**PROVIDED RECORDS**
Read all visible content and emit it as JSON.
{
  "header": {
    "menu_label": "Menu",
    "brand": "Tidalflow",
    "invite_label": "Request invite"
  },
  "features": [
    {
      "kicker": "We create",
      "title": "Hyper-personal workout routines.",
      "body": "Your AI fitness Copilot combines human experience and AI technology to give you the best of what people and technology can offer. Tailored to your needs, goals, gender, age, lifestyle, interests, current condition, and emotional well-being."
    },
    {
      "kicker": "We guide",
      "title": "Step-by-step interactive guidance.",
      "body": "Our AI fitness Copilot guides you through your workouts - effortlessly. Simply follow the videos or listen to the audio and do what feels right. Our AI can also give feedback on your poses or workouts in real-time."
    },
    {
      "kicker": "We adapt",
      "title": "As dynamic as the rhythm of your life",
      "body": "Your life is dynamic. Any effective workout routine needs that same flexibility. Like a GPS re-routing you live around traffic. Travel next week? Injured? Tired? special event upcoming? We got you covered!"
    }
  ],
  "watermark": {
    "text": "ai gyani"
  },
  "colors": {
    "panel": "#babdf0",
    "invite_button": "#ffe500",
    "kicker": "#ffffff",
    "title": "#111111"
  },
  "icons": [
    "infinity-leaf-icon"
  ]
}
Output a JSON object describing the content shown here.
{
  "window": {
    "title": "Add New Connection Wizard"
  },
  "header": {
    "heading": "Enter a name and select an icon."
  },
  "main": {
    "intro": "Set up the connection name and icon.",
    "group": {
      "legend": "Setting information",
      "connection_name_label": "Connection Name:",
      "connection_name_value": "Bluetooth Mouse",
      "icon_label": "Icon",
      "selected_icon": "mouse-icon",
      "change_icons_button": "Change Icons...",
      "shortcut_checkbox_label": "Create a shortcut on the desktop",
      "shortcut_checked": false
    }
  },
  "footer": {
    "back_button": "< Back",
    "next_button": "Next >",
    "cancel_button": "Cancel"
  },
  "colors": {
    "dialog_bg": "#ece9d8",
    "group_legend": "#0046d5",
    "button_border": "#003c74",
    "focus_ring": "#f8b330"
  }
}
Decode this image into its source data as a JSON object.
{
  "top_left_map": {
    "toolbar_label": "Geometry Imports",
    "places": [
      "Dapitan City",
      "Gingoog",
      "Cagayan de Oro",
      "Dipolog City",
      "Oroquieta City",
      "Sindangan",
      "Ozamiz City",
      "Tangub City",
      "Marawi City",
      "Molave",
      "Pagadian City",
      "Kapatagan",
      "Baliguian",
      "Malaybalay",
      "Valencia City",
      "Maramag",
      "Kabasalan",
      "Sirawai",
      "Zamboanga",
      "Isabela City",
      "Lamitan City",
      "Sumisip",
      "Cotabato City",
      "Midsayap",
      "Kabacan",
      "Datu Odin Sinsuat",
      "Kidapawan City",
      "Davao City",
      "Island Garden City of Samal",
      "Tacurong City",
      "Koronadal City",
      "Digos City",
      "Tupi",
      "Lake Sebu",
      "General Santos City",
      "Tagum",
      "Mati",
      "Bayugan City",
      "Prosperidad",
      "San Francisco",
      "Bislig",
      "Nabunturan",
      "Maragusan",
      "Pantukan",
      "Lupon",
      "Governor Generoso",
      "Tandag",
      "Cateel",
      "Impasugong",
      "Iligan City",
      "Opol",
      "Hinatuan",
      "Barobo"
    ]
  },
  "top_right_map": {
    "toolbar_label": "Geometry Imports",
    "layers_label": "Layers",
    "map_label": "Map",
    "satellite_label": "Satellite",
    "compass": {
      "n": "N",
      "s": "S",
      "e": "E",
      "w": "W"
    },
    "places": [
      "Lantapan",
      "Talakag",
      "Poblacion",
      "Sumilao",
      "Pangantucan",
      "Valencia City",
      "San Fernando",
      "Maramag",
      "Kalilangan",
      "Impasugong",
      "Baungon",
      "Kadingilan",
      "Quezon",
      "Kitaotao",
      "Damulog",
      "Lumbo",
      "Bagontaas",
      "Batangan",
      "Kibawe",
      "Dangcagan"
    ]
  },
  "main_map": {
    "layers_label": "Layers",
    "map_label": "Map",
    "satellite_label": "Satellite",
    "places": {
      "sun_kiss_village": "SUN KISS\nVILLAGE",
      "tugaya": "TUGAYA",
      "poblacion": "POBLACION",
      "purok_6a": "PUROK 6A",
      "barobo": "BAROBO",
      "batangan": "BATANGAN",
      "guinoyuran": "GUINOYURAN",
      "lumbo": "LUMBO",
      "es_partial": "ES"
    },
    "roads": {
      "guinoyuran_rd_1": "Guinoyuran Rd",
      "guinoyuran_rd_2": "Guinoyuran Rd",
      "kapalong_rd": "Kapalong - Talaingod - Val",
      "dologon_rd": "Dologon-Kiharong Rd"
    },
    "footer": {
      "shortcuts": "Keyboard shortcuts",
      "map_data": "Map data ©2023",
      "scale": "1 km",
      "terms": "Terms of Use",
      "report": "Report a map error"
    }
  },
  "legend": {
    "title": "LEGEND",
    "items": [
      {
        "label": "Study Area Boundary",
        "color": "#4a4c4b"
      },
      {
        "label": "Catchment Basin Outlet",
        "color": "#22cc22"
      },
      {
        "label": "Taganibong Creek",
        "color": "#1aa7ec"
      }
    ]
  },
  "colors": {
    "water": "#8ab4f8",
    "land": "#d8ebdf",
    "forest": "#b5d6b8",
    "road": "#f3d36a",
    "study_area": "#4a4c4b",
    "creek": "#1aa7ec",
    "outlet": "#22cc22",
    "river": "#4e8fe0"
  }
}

**TASK BRIEF**
Return all of the entries word for word.

**SOLUTION**
Read all visible content and emit it as JSON.
{
  "header": {
    "menu_label": "Menu",
    "brand": "Tidalflow",
    "invite_label": "Request invite"
  },
  "features": [
    {
      "kicker": "We create",
      "title": "Hyper-personal workout routines.",
      "body": "Your AI fitness Copilot combines human experience and AI technology to give you the best of what people and technology can offer. Tailored to your needs, goals, gender, age, lifestyle, interests, current condition, and emotional well-being."
    },
    {
      "kicker": "We guide",
      "title": "Step-by-step interactive guidance.",
      "body": "Our AI fitness Copilot guides you through your workouts - effortlessly. Simply follow the videos or listen to the audio and do what feels right. Our AI can also give feedback on your poses or workouts in real-time."
    },
    {
      "kicker": "We adapt",
      "title": "As dynamic as the rhythm of your life",
      "body": "Your life is dynamic. Any effective workout routine needs that same flexibility. Like a GPS re-routing you live around traffic. Travel next week? Injured? Tired? special event upcoming? We got you covered!"
    }
  ],
  "watermark": {
    "text": "ai gyani"
  },
  "colors": {
    "panel": "#babdf0",
    "invite_button": "#ffe500",
    "kicker": "#ffffff",
    "title": "#111111"
  },
  "icons": [
    "infinity-leaf-icon"
  ]
}
Output a JSON object describing the content shown here.
{
  "window": {
    "title": "Add New Connection Wizard"
  },
  "header": {
    "heading": "Enter a name and select an icon."
  },
  "main": {
    "intro": "Set up the connection name and icon.",
    "group": {
      "legend": "Setting information",
      "connection_name_label": "Connection Name:",
      "connection_name_value": "Bluetooth Mouse",
      "icon_label": "Icon",
      "selected_icon": "mouse-icon",
      "change_icons_button": "Change Icons...",
      "shortcut_checkbox_label": "Create a shortcut on the desktop",
      "shortcut_checked": false
    }
  },
  "footer": {
    "back_button": "< Back",
    "next_button": "Next >",
    "cancel_button": "Cancel"
  },
  "colors": {
    "dialog_bg": "#ece9d8",
    "group_legend": "#0046d5",
    "button_border": "#003c74",
    "focus_ring": "#f8b330"
  }
}
Decode this image into its source data as a JSON object.
{
  "top_left_map": {
    "toolbar_label": "Geometry Imports",
    "places": [
      "Dapitan City",
      "Gingoog",
      "Cagayan de Oro",
      "Dipolog City",
      "Oroquieta City",
      "Sindangan",
      "Ozamiz City",
      "Tangub City",
      "Marawi City",
      "Molave",
      "Pagadian City",
      "Kapatagan",
      "Baliguian",
      "Malaybalay",
      "Valencia City",
      "Maramag",
      "Kabasalan",
      "Sirawai",
      "Zamboanga",
      "Isabela City",
      "Lamitan City",
      "Sumisip",
      "Cotabato City",
      "Midsayap",
      "Kabacan",
      "Datu Odin Sinsuat",
      "Kidapawan City",
      "Davao City",
      "Island Garden City of Samal",
      "Tacurong City",
      "Koronadal City",
      "Digos City",
      "Tupi",
      "Lake Sebu",
      "General Santos City",
      "Tagum",
      "Mati",
      "Bayugan City",
      "Prosperidad",
      "San Francisco",
      "Bislig",
      "Nabunturan",
      "Maragusan",
      "Pantukan",
      "Lupon",
      "Governor Generoso",
      "Tandag",
      "Cateel",
      "Impasugong",
      "Iligan City",
      "Opol",
      "Hinatuan",
      "Barobo"
    ]
  },
  "top_right_map": {
    "toolbar_label": "Geometry Imports",
    "layers_label": "Layers",
    "map_label": "Map",
    "satellite_label": "Satellite",
    "compass": {
      "n": "N",
      "s": "S",
      "e": "E",
      "w": "W"
    },
    "places": [
      "Lantapan",
      "Talakag",
      "Poblacion",
      "Sumilao",
      "Pangantucan",
      "Valencia City",
      "San Fernando",
      "Maramag",
      "Kalilangan",
      "Impasugong",
      "Baungon",
      "Kadingilan",
      "Quezon",
      "Kitaotao",
      "Damulog",
      "Lumbo",
      "Bagontaas",
      "Batangan",
      "Kibawe",
      "Dangcagan"
    ]
  },
  "main_map": {
    "layers_label": "Layers",
    "map_label": "Map",
    "satellite_label": "Satellite",
    "places": {
      "sun_kiss_village": "SUN KISS\nVILLAGE",
      "tugaya": "TUGAYA",
      "poblacion": "POBLACION",
      "purok_6a": "PUROK 6A",
      "barobo": "BAROBO",
      "batangan": "BATANGAN",
      "guinoyuran": "GUINOYURAN",
      "lumbo": "LUMBO",
      "es_partial": "ES"
    },
    "roads": {
      "guinoyuran_rd_1": "Guinoyuran Rd",
      "guinoyuran_rd_2": "Guinoyuran Rd",
      "kapalong_rd": "Kapalong - Talaingod - Val",
      "dologon_rd": "Dologon-Kiharong Rd"
    },
    "footer": {
      "shortcuts": "Keyboard shortcuts",
      "map_data": "Map data ©2023",
      "scale": "1 km",
      "terms": "Terms of Use",
      "report": "Report a map error"
    }
  },
  "legend": {
    "title": "LEGEND",
    "items": [
      {
        "label": "Study Area Boundary",
        "color": "#4a4c4b"
      },
      {
        "label": "Catchment Basin Outlet",
        "color": "#22cc22"
      },
      {
        "label": "Taganibong Creek",
        "color": "#1aa7ec"
      }
    ]
  },
  "colors": {
    "water": "#8ab4f8",
    "land": "#d8ebdf",
    "forest": "#b5d6b8",
    "road": "#f3d36a",
    "study_area": "#4a4c4b",
    "creek": "#1aa7ec",
    "outlet": "#22cc22",
    "river": "#4e8fe0"
  }
}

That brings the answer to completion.